**REQUIRED WORK:** Exclude the pictures, then copy all remaining records exactly.

═════ RAW DATA

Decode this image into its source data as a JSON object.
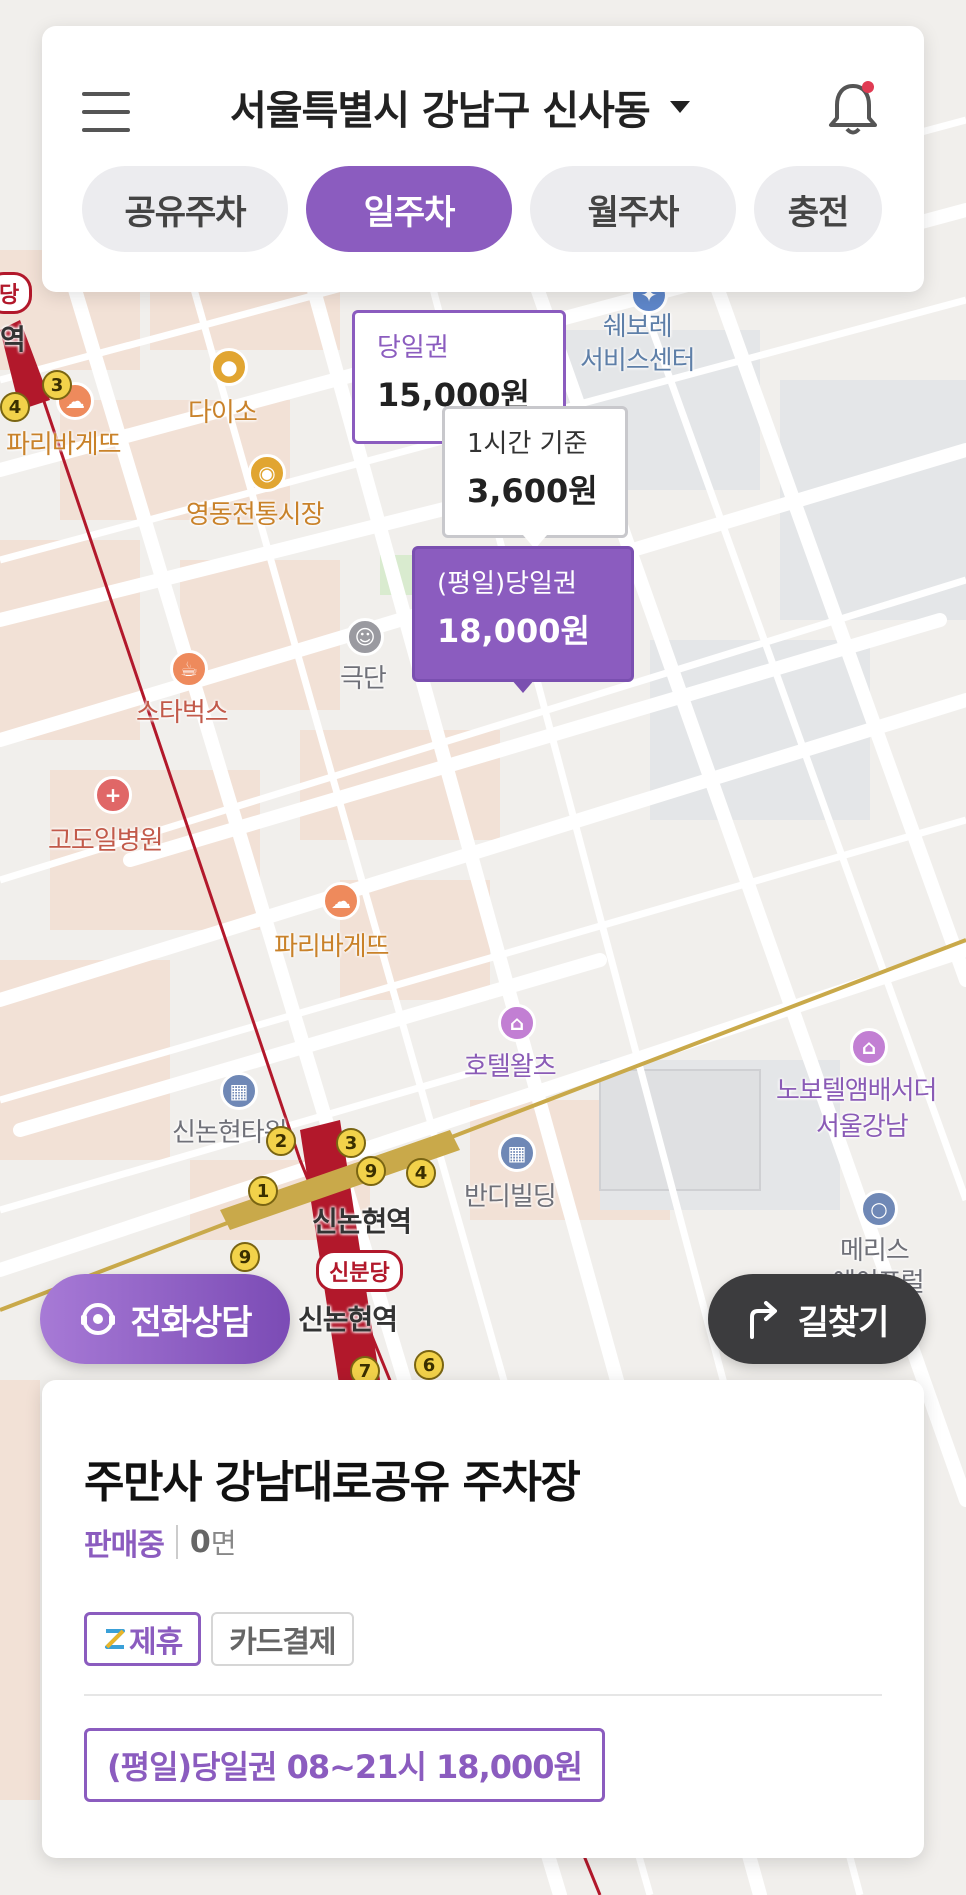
{
  "header": {
    "location": "서울특별시 강남구 신사동",
    "tabs": [
      {
        "label": "공유주차",
        "active": false
      },
      {
        "label": "일주차",
        "active": true
      },
      {
        "label": "월주차",
        "active": false
      },
      {
        "label": "충전",
        "active": false
      }
    ]
  },
  "map": {
    "labels": {
      "shevrolet": "쉐보레\n서비스센터",
      "daiso": "다이소",
      "paris1": "파리바게뜨",
      "market": "영동전통시장",
      "theater": "극단",
      "starbucks": "스타벅스",
      "hospital": "고도일병원",
      "paris2": "파리바게뜨",
      "hotel": "호텔왈츠",
      "novotel1": "노보텔앰배서더",
      "novotel2": "서울강남",
      "bldg1": "신논현타워",
      "bandi": "반디빌딩",
      "station1": "신논현역",
      "station2": "신논현역",
      "badge": "신분당",
      "meris1": "메리스",
      "meris2": "에이프럴",
      "left_station": "역",
      "left_badge": "당"
    },
    "markers": [
      {
        "title": "당일권",
        "value": "15,000원",
        "style": "outline"
      },
      {
        "title": "1시간 기준",
        "value": "3,600원",
        "style": "gray"
      },
      {
        "title": "(평일)당일권",
        "value": "18,000원",
        "style": "selected"
      }
    ]
  },
  "actions": {
    "call": "전화상담",
    "directions": "길찾기"
  },
  "lot": {
    "name": "주만사 강남대로공유 주차장",
    "status": "판매중",
    "spaces": "0",
    "spaces_unit": "면",
    "tags": [
      "제휴",
      "카드결제"
    ],
    "ticket": "(평일)당일권 08~21시 18,000원"
  },
  "colors": {
    "accent": "#8b5cbf",
    "subway_red": "#b2182b",
    "subway_gold": "#c9a94a"
  }
}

══════════

**THE OUTPUT:**
Decode this image into its source data as a JSON object.
{
  "header": {
    "location": "서울특별시 강남구 신사동",
    "tabs": [
      {
        "label": "공유주차",
        "active": false
      },
      {
        "label": "일주차",
        "active": true
      },
      {
        "label": "월주차",
        "active": false
      },
      {
        "label": "충전",
        "active": false
      }
    ]
  },
  "map": {
    "labels": {
      "shevrolet": "쉐보레\n서비스센터",
      "daiso": "다이소",
      "paris1": "파리바게뜨",
      "market": "영동전통시장",
      "theater": "극단",
      "starbucks": "스타벅스",
      "hospital": "고도일병원",
      "paris2": "파리바게뜨",
      "hotel": "호텔왈츠",
      "novotel1": "노보텔앰배서더",
      "novotel2": "서울강남",
      "bldg1": "신논현타워",
      "bandi": "반디빌딩",
      "station1": "신논현역",
      "station2": "신논현역",
      "badge": "신분당",
      "meris1": "메리스",
      "meris2": "에이프럴",
      "left_station": "역",
      "left_badge": "당"
    },
    "markers": [
      {
        "title": "당일권",
        "value": "15,000원",
        "style": "outline"
      },
      {
        "title": "1시간 기준",
        "value": "3,600원",
        "style": "gray"
      },
      {
        "title": "(평일)당일권",
        "value": "18,000원",
        "style": "selected"
      }
    ]
  },
  "actions": {
    "call": "전화상담",
    "directions": "길찾기"
  },
  "lot": {
    "name": "주만사 강남대로공유 주차장",
    "status": "판매중",
    "spaces": "0",
    "spaces_unit": "면",
    "tags": [
      "제휴",
      "카드결제"
    ],
    "ticket": "(평일)당일권 08~21시 18,000원"
  },
  "colors": {
    "accent": "#8b5cbf",
    "subway_red": "#b2182b",
    "subway_gold": "#c9a94a"
  }
}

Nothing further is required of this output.